Start of LISTED RECORDS

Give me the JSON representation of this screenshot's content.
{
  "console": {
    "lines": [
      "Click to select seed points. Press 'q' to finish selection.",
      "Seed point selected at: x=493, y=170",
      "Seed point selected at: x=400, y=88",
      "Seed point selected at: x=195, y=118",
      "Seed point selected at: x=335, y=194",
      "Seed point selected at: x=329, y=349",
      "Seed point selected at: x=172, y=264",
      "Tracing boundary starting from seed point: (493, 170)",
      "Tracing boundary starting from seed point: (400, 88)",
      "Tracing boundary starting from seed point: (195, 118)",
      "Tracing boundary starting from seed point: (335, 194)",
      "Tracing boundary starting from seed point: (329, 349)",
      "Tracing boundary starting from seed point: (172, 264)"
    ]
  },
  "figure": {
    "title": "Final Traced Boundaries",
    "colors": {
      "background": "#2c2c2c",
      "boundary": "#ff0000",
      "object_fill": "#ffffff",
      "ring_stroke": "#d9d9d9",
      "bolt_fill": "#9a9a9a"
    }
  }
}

End of LISTED RECORDS

WRITTEN EXERCISE:
Quote the material exactly, leaving nothing out.

WORKED SOLUTION:
Give me the JSON representation of this screenshot's content.
{
  "console": {
    "lines": [
      "Click to select seed points. Press 'q' to finish selection.",
      "Seed point selected at: x=493, y=170",
      "Seed point selected at: x=400, y=88",
      "Seed point selected at: x=195, y=118",
      "Seed point selected at: x=335, y=194",
      "Seed point selected at: x=329, y=349",
      "Seed point selected at: x=172, y=264",
      "Tracing boundary starting from seed point: (493, 170)",
      "Tracing boundary starting from seed point: (400, 88)",
      "Tracing boundary starting from seed point: (195, 118)",
      "Tracing boundary starting from seed point: (335, 194)",
      "Tracing boundary starting from seed point: (329, 349)",
      "Tracing boundary starting from seed point: (172, 264)"
    ]
  },
  "figure": {
    "title": "Final Traced Boundaries",
    "colors": {
      "background": "#2c2c2c",
      "boundary": "#ff0000",
      "object_fill": "#ffffff",
      "ring_stroke": "#d9d9d9",
      "bolt_fill": "#9a9a9a"
    }
  }
}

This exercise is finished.